Problems and tasks
(a) From the alignment passage, reproduce the part that opens with the words containing "In line with" and closes with "text-to-image alignment problem.".
(b) In the alignment passage, what algorithm accompanies the Hidden Markov Models recognizer so it can implicitly segment and align the words?
(c) Decide whether each statement agrees with the alignment passage. Answer yes or no for each, and quote the words that settle it.
(i) Line break information can be included only during manual transcription.
(ii) The deep learning approaches described there address the image-to-image alignment problem.
(iii) Recognition systems are accurate enough for cursive handwriting.

Text extract
****************************************
Manuscript image alignment is an example of image-to-image alignment. It aligns the positions of layout elements in a manuscript image to the corresponding positions in its variant’s image.

Transcription alignment aligns the sequences from different domains. A widely used solution is to convert the image domain sequence to the text domain sequence utilizing a pattern recognizer. Then a dynamic programming algorithm is used to find the optimal alignment between the text domain sequences [9,10,11]. The recognition systems are not accurate enough in the case of historical documents or cursive handwriting. Therefore, text domain sequence is converted to image domain sequence by rendering [12,13,14,15] or cropping representatives from image domain [16], and a dynamic programming algorithm is used to align the features from the image domain. A hybrid method uses anchors obtained from recognition to constrain the alignment of rendered transcription [17]. Sometimes the manuscript and the transcript might have slightly different content. In such a case, energy minimization can be used to align over-segmented word images to a single word transcript [18]. While these works rely on segmented word images, the Hidden Markov Models (HMMs) recognizer accompanied by the Viterbi decoding algorithm can implicitly segment and align the words [19,20,21].

Some other works assume that transcription is perfect and contains the words in the same order they appear in the text image. Accordingly, segmenting the text image into a known number of words, gathered from the perfect transcription, aligns the text domain and image domain without needing to convert one to the other [22, 23]. Line segmentation in the image domain and line break information in the text domain are other means that provide sequential order. Prior line segmentation is essential for transcription alignment and possible using manual labeling [21] or textline segmentation algorithms [9, 10, 14, 19]. Line break information can only be included during the manual transcription and increases the alignment accuracy [12]. However, in case the line break information is not provided, the transcription alignment algorithms either place each successive line at the end of the previous line [9, 12, 13] or split the lines between accurately recognized anchor words [10, 24].

In line with state of the art in computer vision, deep learning approaches have been explored for transcription alignment. An object detection network is used for localizing and recognizing the anchor words to constrain the dynamic programming alignment [24]. A Seq2Seq model together with an attention mechanism is used to implicitly segment and align the words [25]. However, these approaches have not addressed the image-to-image alignment problem but only the text-to-image alignment problem.
****************************************
Dataset entries
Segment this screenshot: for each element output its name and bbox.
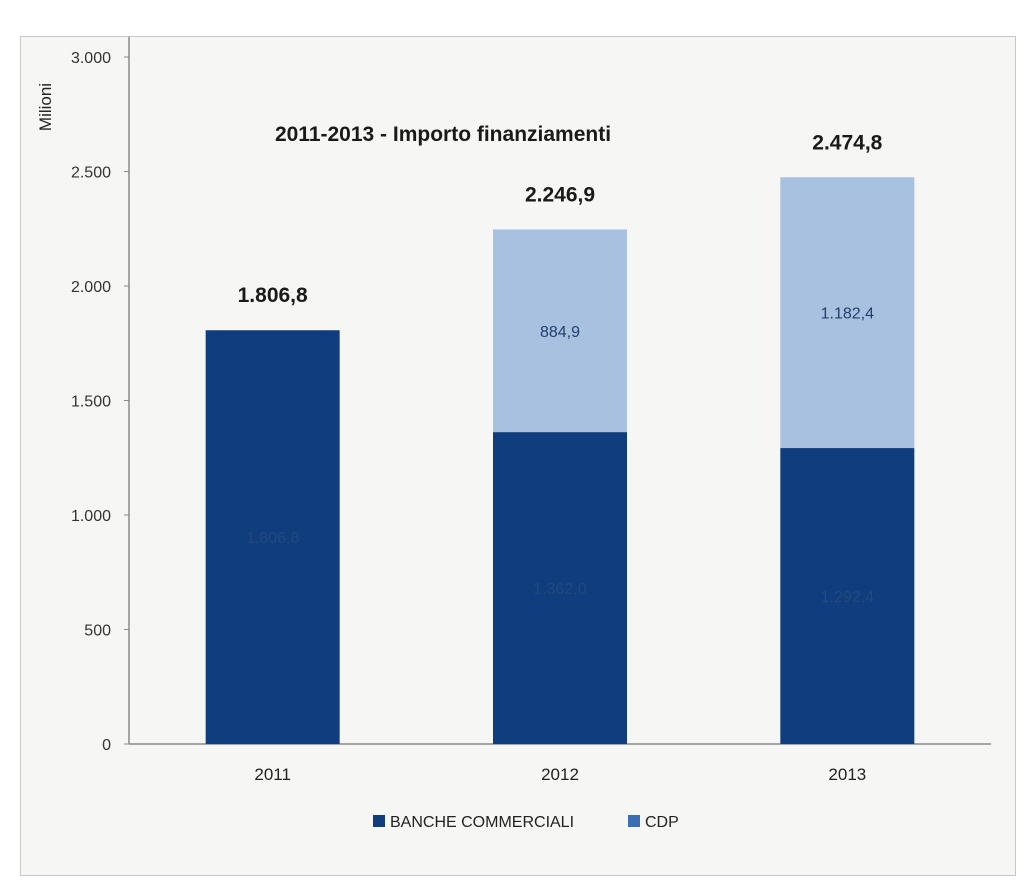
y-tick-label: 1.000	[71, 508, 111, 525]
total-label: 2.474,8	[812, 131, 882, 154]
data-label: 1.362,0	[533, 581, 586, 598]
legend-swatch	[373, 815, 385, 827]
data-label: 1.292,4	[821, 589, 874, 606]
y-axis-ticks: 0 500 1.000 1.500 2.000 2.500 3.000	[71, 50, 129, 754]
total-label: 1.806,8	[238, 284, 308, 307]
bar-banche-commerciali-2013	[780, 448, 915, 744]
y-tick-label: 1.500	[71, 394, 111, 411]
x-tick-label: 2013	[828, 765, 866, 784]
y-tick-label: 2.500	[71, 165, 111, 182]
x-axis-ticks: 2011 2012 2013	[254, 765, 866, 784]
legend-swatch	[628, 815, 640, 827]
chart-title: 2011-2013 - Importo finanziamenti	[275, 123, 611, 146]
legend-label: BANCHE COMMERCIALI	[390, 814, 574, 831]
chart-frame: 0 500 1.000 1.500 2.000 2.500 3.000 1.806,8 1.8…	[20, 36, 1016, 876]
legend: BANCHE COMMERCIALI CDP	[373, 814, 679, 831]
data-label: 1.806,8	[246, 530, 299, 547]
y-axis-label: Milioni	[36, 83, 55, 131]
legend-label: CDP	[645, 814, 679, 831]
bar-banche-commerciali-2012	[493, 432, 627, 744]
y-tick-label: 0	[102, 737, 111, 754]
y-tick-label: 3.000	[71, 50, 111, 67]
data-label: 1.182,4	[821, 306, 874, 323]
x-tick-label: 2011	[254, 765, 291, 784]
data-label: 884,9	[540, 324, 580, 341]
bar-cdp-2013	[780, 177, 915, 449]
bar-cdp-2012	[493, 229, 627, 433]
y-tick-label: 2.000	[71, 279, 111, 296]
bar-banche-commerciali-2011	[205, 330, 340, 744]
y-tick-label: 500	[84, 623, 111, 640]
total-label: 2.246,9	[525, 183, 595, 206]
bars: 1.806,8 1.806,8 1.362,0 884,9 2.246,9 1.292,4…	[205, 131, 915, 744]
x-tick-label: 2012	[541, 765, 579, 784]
****************************************
Answers in order
(a)
In line with state of the art in computer vision, deep learning approaches have been explored for transcription alignment. An object detection network is used for localizing and recognizing the anchor words to constrain the dynamic programming alignment [24]. A Seq2Seq model together with an attention mechanism is used to implicitly segment and align the words [25]. However, these approaches have not addressed the image-to-image alignment problem but only the text-to-image alignment problem.

(b) The Viterbi decoding algorithm.

(c)
(i) Yes: "Line break information can only be included during the manual transcription"
(ii) No: "these approaches have not addressed the image-to-image alignment problem but only the text-to-image alignment problem"
(iii) No: "The recognition systems are not accurate enough in the case of historical documents or cursive handwriting."